Difference between feature_importances_ and feature_importance() in lightgbm

There are two types of feature importance in LightGBM, namely feature_importance() for lightgbm.Booster and feature_importances_ for lightgbm.LGBMClassifier. feature_importance() contains two types of feature importance, "split" and "gain". My main question is: which one is used for feature_importances_ for Scikit-learn API? "split", "gain" or "mean decrease in impurity" as defaulted in scikit-learn?

Solution

By default, the .feature_importances_ property on a fitted lightgbm.sklearn estimator uses the "split" importance type.

As described in LightGBM's docs (link), the estimators from lightgbm.sklearn take a keyword argument importance_type which controls what type of importance is returned by the feature_importances_ property.

importance_type (str, optional (default='split')).

The type of feature importance to be filled into feature_importances_. If ‘split’, result contains numbers of times the feature is used in a model. If ‘gain’, result contains total gains of splits which use the feature.

Here's an example using lightgbm==4.1.0 and Python 3.11.

import lightgbm as lgb
from sklearn.datasets import make_blobs

# generate data
X, y = make_blobs(
    n_samples=1_000,
    n_features=4,
    centers=2
)

# train a model
clf = lgb.LGBMClassifier(
    n_estimators=10,
).fit(X,y)

# .feature_importances defaults to "split"
clf.feature_importances_
# array([21,  1,  4,  0], dtype=int32)

# if you set importance_type to "gain", it'll be the
# cumulative gain from all splits involving that feature
clf.importance_type = "gain"
clf.feature_importances_
# array([5.21306300e+03, 3.55271008e-15, 1.27897657e-13, 0.00000000e+00])

◆ **TASK INPUTS**:
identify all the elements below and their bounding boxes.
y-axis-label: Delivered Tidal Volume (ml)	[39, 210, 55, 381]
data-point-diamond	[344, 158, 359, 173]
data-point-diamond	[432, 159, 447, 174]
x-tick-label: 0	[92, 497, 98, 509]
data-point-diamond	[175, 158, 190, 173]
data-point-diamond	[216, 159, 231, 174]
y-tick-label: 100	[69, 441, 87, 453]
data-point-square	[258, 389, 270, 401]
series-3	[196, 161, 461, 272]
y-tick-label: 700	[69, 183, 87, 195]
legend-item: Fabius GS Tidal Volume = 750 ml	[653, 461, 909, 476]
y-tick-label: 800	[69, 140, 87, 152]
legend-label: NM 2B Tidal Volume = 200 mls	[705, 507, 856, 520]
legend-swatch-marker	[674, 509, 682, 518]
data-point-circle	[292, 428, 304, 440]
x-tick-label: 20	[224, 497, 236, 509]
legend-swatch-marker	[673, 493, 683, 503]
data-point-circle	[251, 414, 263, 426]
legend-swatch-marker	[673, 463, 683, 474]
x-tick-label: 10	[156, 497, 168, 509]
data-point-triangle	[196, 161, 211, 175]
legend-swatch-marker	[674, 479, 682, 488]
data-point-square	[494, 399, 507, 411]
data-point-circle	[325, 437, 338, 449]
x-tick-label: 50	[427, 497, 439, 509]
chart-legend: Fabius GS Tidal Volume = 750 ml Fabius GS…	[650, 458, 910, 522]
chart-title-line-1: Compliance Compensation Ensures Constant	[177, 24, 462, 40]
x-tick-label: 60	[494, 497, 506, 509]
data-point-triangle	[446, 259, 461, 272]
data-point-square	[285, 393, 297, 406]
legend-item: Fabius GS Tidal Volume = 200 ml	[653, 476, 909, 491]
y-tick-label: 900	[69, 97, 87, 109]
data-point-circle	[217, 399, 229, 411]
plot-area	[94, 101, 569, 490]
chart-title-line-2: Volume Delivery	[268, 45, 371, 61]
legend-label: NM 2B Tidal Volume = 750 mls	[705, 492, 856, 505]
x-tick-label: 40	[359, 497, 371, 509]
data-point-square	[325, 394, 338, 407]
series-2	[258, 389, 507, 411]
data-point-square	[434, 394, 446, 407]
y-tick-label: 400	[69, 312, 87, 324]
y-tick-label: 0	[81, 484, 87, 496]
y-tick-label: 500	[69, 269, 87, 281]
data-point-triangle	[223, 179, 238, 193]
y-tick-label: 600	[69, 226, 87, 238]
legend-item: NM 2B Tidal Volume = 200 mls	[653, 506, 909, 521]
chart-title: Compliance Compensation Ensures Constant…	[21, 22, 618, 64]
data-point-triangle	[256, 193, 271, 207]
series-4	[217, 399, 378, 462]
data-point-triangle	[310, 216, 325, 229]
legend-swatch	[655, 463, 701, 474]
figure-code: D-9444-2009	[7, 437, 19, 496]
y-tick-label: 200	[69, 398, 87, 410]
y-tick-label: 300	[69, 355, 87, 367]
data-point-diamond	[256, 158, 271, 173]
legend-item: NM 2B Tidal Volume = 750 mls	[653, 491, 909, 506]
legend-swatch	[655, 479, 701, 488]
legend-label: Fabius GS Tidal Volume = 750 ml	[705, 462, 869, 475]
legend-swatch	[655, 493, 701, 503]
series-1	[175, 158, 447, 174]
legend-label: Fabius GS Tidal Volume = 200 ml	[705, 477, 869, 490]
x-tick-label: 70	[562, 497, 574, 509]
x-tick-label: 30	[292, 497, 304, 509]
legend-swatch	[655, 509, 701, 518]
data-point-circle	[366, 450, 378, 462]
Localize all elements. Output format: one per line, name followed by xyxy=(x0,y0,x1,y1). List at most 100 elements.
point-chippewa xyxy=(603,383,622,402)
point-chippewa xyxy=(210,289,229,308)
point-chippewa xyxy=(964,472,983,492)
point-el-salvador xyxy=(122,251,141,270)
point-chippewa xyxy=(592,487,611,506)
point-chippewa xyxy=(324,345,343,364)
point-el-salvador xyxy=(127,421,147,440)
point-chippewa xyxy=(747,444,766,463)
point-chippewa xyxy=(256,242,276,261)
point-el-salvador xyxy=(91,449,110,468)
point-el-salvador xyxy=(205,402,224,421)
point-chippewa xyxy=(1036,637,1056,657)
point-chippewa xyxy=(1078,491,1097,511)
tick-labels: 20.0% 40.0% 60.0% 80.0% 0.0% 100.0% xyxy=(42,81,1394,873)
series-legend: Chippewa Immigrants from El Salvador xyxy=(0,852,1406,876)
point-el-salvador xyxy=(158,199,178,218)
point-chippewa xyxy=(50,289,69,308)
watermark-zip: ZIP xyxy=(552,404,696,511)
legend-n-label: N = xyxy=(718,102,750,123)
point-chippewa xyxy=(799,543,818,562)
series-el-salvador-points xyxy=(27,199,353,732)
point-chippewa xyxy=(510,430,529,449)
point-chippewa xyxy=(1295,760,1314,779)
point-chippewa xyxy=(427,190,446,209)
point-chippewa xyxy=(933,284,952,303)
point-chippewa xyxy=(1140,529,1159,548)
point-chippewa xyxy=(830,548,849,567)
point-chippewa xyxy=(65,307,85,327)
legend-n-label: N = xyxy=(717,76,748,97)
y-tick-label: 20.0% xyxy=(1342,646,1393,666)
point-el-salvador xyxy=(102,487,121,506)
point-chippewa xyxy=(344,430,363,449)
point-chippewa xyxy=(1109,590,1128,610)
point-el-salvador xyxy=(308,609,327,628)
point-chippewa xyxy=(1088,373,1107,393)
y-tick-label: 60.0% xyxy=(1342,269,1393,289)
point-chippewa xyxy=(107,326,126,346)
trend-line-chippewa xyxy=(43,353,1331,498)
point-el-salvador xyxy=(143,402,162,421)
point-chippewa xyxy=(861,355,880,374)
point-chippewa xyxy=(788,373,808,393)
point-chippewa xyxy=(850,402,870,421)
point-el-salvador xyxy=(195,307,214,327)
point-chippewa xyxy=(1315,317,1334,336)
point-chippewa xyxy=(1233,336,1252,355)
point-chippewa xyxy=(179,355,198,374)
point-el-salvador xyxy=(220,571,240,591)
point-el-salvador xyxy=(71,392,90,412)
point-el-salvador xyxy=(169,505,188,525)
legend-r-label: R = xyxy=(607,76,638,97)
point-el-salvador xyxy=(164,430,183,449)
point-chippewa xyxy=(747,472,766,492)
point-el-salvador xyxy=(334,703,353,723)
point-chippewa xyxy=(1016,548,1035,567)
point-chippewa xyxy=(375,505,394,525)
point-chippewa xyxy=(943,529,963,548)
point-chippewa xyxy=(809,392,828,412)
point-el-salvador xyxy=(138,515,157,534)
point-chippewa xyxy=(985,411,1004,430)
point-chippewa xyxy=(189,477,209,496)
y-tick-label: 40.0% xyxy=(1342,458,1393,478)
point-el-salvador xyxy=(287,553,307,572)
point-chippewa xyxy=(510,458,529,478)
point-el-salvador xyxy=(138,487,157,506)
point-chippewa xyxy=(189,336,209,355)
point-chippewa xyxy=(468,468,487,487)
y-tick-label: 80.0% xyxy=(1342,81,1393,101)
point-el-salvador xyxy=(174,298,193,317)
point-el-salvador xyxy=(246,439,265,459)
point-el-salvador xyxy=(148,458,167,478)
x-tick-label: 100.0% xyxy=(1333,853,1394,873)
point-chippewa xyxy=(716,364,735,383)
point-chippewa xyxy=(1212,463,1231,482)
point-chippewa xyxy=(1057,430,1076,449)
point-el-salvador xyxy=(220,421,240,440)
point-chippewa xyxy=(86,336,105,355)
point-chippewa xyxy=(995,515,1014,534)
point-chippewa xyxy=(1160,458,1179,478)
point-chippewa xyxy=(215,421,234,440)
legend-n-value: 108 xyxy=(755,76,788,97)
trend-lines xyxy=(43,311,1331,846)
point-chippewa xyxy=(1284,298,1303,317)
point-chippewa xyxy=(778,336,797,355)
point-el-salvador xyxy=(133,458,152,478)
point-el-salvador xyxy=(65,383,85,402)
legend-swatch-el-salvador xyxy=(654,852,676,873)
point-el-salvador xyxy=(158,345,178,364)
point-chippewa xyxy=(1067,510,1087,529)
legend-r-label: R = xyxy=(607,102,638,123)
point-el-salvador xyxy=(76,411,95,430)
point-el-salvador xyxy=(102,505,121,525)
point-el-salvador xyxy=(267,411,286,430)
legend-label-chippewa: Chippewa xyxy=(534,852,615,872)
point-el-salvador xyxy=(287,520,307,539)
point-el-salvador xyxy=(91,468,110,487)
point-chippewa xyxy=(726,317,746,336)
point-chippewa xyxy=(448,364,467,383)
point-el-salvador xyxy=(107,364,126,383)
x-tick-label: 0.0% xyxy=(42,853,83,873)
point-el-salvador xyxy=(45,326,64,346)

◆ **INSTRUCTIONS**:
1. Using the LightGBM thread, answer the following:
(a) What default value does the importance_type argument take?
(b) Which versions of lightgbm and Python does the example use?
(c) With importance_type set to 'gain', what does the result contain?
2. In the entries, begin at the first line and stop after the line containing "497, 236, 509]". Reproduce those lines with every occurrence of "data-point-diamond" changed to "data-point-rhombus" and all else left intact.

◆ **THE REPLIES**:
1.
(a) 'split'
(b) lightgbm==4.1.0 and Python 3.11
(c) Total gains of splits which use the feature

2.
identify all the elements below and their bounding boxes.
y-axis-label: Delivered Tidal Volume (ml)	[39, 210, 55, 381]
data-point-rhombus	[344, 158, 359, 173]
data-point-rhombus	[432, 159, 447, 174]
x-tick-label: 0	[92, 497, 98, 509]
data-point-rhombus	[175, 158, 190, 173]
data-point-rhombus	[216, 159, 231, 174]
y-tick-label: 100	[69, 441, 87, 453]
data-point-square	[258, 389, 270, 401]
series-3	[196, 161, 461, 272]
y-tick-label: 700	[69, 183, 87, 195]
legend-item: Fabius GS Tidal Volume = 750 ml	[653, 461, 909, 476]
y-tick-label: 800	[69, 140, 87, 152]
legend-label: NM 2B Tidal Volume = 200 mls	[705, 507, 856, 520]
legend-swatch-marker	[674, 509, 682, 518]
data-point-circle	[292, 428, 304, 440]
x-tick-label: 20	[224, 497, 236, 509]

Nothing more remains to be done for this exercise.